Return each line that holds the word "Überfüllung".

Given data
※
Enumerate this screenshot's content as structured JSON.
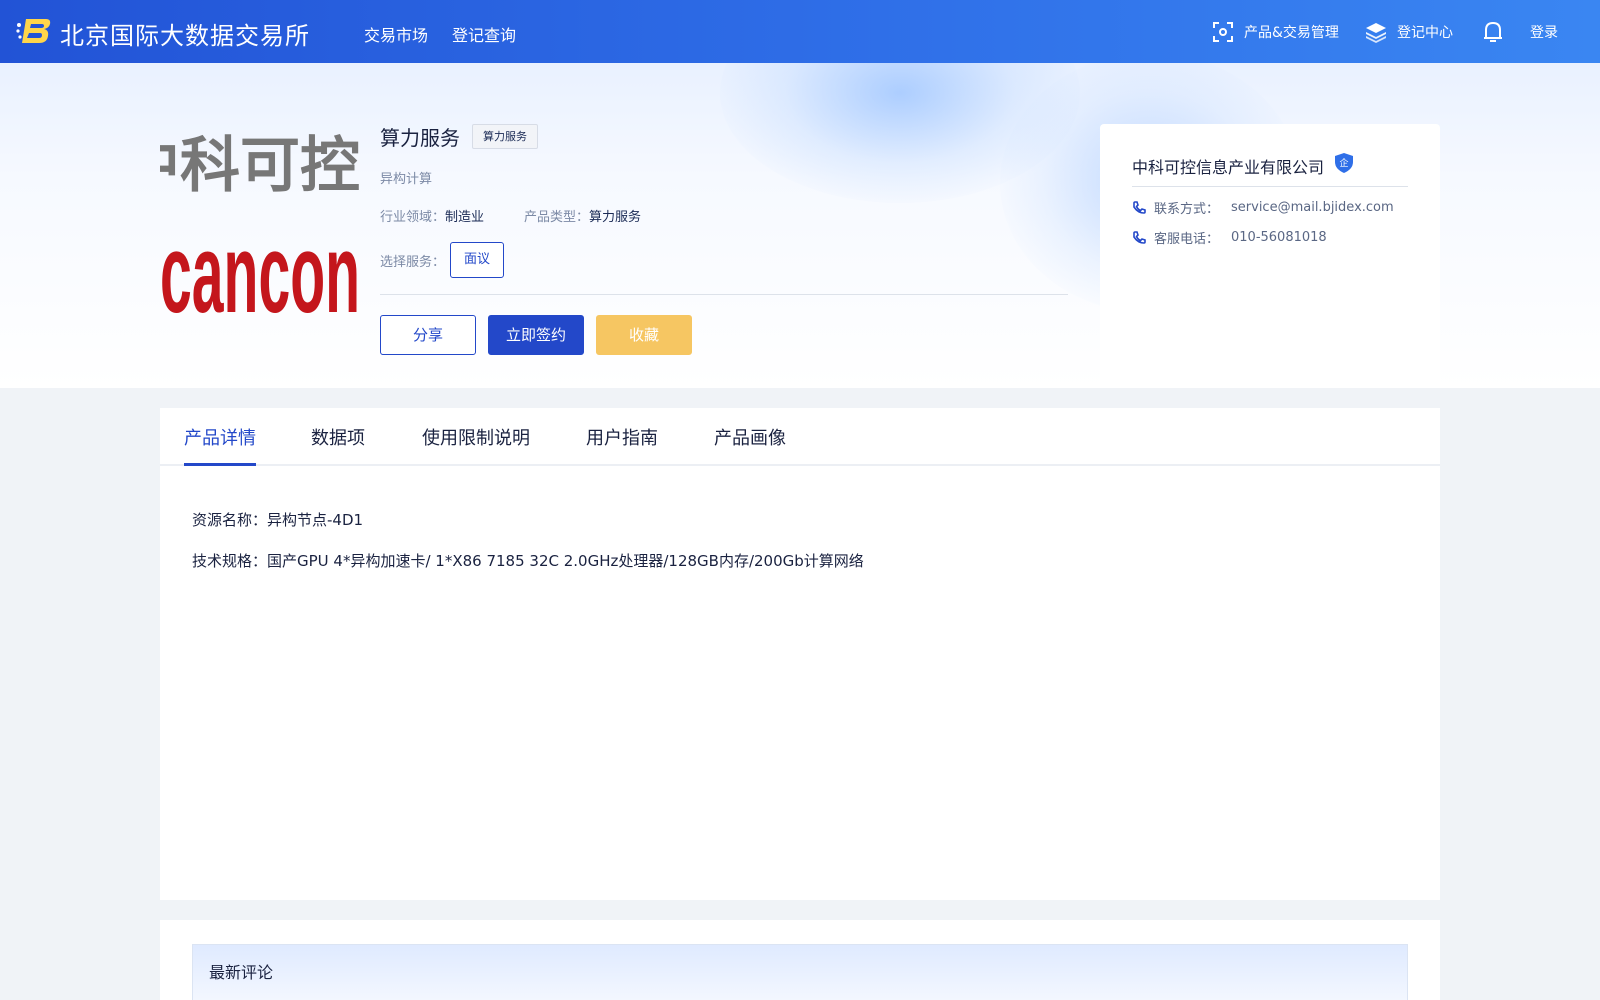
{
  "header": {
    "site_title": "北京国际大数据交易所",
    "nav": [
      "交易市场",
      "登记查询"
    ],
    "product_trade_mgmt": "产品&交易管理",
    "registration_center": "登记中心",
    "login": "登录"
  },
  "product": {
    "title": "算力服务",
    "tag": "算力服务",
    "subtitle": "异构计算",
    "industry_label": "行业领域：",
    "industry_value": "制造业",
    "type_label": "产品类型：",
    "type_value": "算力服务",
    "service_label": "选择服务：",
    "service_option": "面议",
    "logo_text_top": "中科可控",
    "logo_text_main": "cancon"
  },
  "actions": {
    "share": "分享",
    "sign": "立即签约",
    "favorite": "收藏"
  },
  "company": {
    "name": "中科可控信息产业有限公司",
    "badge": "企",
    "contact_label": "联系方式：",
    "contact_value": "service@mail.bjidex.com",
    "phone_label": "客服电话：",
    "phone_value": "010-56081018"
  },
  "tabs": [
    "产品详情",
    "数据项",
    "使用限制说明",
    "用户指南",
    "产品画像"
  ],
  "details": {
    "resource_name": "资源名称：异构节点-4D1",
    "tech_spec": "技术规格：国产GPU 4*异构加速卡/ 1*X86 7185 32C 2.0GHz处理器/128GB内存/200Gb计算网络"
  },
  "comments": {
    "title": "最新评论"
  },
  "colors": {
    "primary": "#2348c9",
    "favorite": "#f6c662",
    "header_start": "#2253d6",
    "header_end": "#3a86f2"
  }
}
※
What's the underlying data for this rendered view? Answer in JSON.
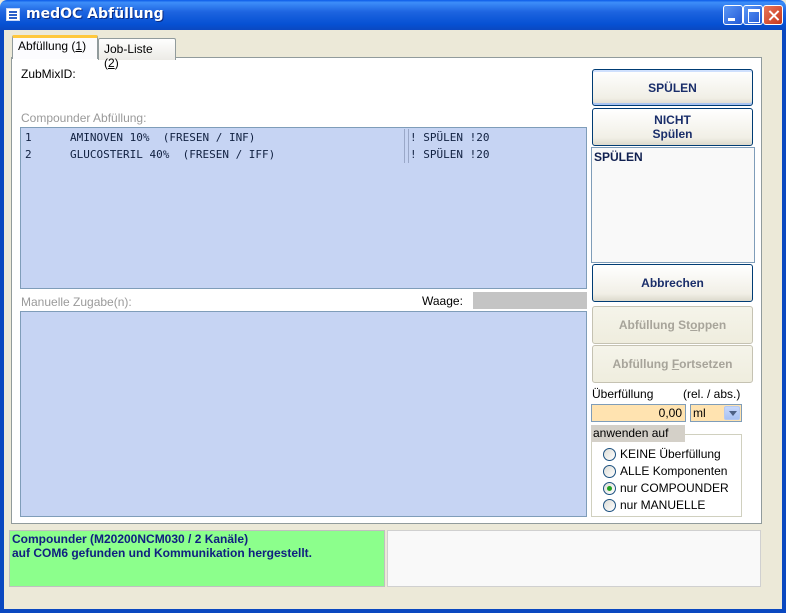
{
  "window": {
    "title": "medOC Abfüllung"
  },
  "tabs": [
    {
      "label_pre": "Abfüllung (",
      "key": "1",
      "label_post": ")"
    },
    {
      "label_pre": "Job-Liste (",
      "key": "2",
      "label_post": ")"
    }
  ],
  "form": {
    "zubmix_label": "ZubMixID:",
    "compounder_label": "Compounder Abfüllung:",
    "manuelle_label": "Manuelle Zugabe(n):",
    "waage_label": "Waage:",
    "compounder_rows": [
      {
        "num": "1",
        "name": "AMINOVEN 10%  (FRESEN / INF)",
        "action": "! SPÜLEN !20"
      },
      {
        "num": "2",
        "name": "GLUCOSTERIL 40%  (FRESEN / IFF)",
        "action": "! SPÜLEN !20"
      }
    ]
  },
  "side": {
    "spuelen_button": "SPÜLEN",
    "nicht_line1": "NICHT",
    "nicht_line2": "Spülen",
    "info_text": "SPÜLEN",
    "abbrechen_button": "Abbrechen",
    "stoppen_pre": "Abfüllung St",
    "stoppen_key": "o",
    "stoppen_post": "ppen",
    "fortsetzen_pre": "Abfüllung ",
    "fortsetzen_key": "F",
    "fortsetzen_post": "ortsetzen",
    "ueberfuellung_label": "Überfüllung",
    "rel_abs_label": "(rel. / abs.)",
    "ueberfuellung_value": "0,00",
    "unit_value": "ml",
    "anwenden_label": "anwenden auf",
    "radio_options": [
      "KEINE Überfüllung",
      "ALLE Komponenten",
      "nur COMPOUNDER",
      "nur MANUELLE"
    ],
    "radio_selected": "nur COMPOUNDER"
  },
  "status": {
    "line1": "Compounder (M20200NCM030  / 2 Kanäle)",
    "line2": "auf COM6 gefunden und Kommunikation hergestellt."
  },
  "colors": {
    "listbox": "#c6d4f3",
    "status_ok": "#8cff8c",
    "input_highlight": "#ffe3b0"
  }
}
※
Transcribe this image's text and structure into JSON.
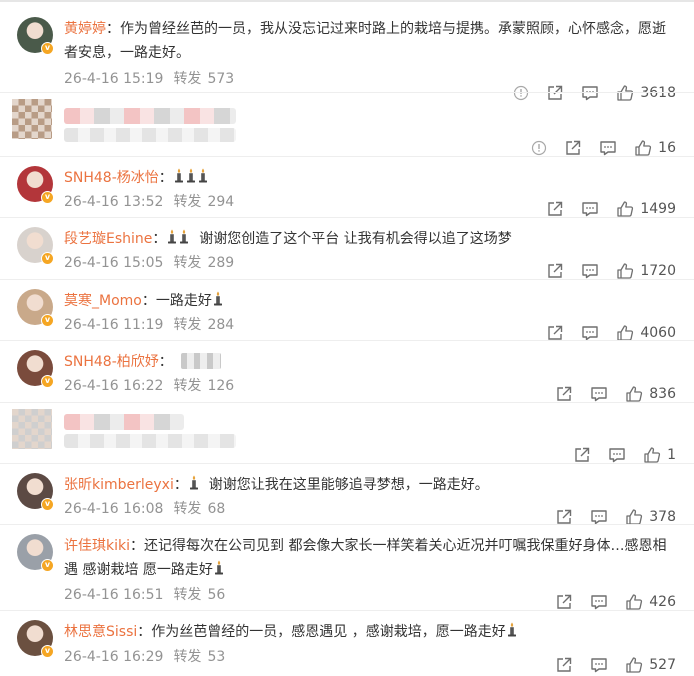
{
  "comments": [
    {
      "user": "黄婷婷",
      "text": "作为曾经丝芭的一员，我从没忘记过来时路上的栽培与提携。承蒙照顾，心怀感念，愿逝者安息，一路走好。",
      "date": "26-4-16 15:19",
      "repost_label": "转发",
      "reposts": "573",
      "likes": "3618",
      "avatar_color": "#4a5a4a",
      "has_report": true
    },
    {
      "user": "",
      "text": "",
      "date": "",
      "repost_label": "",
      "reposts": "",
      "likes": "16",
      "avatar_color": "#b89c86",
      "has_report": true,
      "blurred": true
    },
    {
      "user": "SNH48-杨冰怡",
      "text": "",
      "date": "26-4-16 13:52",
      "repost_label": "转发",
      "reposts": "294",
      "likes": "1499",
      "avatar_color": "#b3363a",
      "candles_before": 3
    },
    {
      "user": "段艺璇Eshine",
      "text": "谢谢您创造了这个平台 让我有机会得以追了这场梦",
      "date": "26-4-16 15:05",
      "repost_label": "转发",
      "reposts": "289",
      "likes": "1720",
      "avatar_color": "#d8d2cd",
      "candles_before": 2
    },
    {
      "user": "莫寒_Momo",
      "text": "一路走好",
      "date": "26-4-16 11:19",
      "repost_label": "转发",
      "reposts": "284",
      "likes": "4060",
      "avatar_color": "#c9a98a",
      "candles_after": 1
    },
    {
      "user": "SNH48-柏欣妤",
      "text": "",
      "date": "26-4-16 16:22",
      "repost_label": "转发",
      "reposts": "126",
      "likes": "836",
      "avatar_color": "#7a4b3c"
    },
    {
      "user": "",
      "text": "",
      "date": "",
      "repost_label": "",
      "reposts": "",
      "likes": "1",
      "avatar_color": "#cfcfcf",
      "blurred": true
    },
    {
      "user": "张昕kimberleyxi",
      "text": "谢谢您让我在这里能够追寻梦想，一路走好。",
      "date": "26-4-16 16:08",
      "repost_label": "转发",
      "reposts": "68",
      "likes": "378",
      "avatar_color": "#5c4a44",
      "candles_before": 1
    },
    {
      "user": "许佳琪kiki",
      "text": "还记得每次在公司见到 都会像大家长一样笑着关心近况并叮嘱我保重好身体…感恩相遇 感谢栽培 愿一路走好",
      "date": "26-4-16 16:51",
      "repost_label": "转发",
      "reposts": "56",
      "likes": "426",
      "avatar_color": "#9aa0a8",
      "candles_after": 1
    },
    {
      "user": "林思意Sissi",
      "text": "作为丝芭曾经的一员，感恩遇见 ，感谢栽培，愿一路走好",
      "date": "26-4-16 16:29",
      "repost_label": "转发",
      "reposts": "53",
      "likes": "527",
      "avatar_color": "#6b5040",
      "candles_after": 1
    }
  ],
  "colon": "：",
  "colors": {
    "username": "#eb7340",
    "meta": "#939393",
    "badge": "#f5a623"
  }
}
※
Worked solution
    "ueberfuellung_label": "Überfüllung",
      "KEINE Überfüllung",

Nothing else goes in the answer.